WRITTEN EXERCISE.
Of the lines below, how many hold the string "kiezen"? Give only the number.

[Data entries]
/---
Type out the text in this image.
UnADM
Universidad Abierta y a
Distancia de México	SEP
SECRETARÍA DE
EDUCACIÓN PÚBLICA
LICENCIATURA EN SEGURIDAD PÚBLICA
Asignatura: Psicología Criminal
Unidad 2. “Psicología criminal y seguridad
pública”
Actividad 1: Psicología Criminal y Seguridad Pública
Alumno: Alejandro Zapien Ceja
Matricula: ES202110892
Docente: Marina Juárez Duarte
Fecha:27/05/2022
\---
/---
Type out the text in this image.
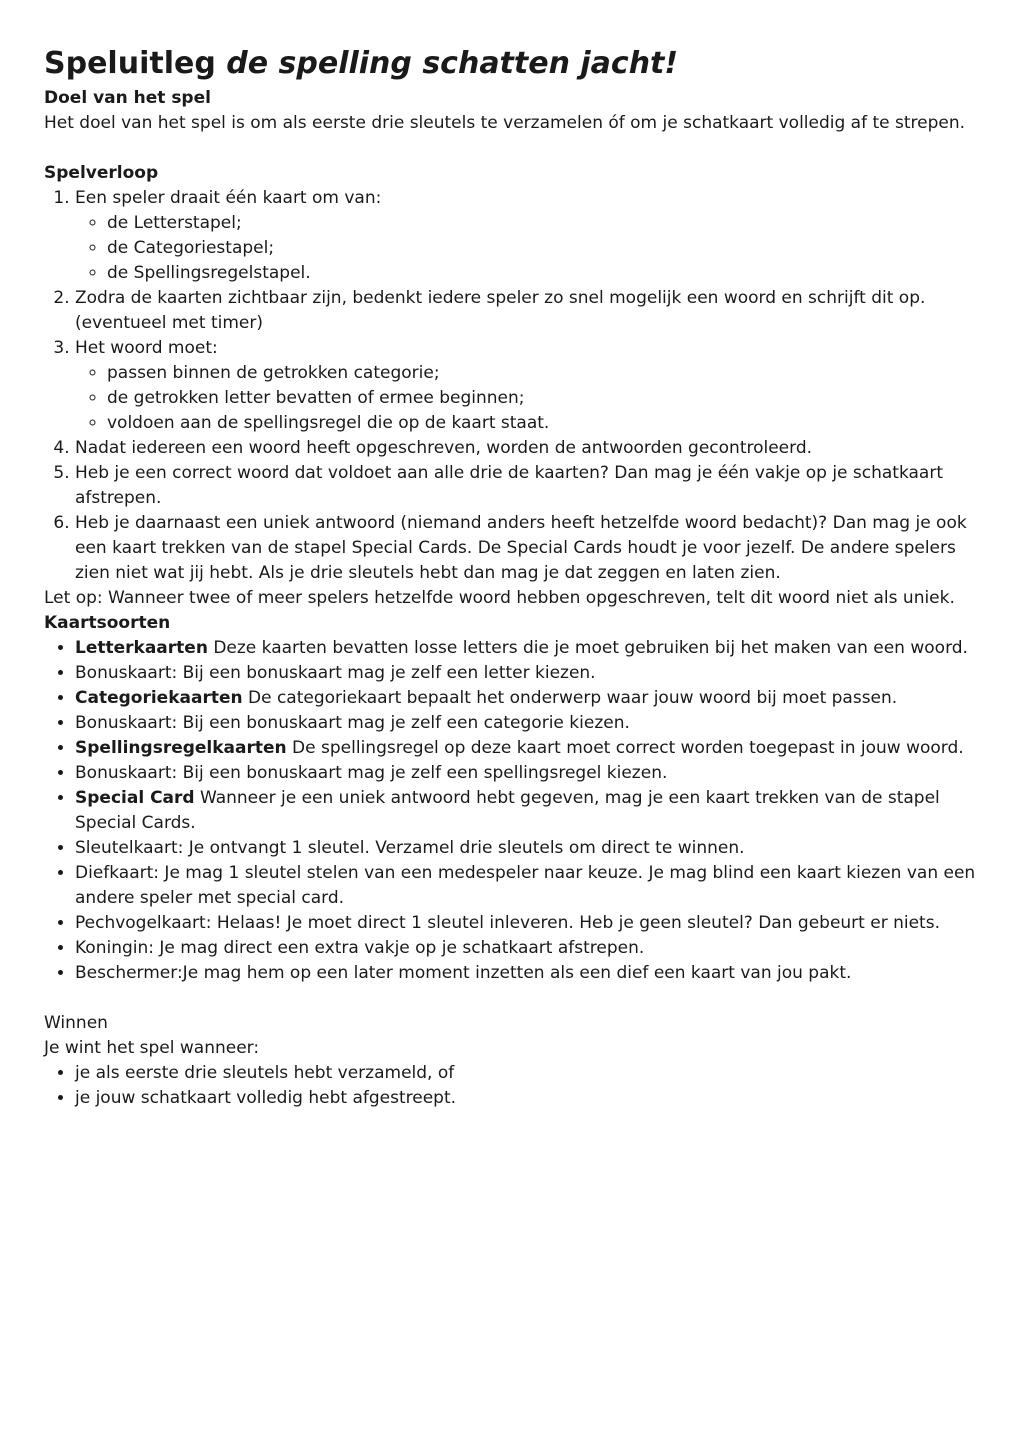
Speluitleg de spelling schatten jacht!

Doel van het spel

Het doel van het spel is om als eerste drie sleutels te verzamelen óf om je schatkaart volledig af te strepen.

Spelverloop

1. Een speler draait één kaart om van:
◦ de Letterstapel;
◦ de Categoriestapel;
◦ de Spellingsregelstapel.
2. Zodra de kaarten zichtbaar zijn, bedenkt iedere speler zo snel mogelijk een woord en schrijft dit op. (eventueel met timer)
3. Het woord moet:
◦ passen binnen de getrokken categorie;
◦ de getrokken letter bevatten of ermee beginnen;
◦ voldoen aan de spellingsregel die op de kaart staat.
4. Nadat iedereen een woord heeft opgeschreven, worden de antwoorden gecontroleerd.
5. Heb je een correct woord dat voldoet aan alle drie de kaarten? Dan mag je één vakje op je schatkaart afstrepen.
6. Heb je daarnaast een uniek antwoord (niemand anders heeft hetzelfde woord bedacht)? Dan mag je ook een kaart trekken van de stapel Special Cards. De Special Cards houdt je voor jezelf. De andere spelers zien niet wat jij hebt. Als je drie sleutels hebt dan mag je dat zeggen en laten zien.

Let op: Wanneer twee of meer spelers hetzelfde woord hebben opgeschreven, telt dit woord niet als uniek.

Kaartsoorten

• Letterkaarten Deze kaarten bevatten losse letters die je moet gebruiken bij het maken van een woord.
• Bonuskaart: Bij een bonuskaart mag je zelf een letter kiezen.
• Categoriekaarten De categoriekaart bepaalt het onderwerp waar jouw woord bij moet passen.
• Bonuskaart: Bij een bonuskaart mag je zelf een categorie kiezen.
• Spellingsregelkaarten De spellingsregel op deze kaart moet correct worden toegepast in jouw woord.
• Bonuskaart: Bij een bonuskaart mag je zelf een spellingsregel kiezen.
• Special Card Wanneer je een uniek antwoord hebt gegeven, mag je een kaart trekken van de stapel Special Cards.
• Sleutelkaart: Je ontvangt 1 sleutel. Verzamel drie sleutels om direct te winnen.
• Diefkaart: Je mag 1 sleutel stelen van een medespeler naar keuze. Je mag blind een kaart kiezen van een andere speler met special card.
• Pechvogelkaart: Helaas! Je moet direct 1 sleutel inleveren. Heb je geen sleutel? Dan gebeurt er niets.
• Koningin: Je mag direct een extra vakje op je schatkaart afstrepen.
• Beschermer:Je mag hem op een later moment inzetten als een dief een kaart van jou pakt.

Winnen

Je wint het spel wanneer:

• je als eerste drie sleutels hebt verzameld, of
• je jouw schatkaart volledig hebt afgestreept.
\---
ANSWER.
4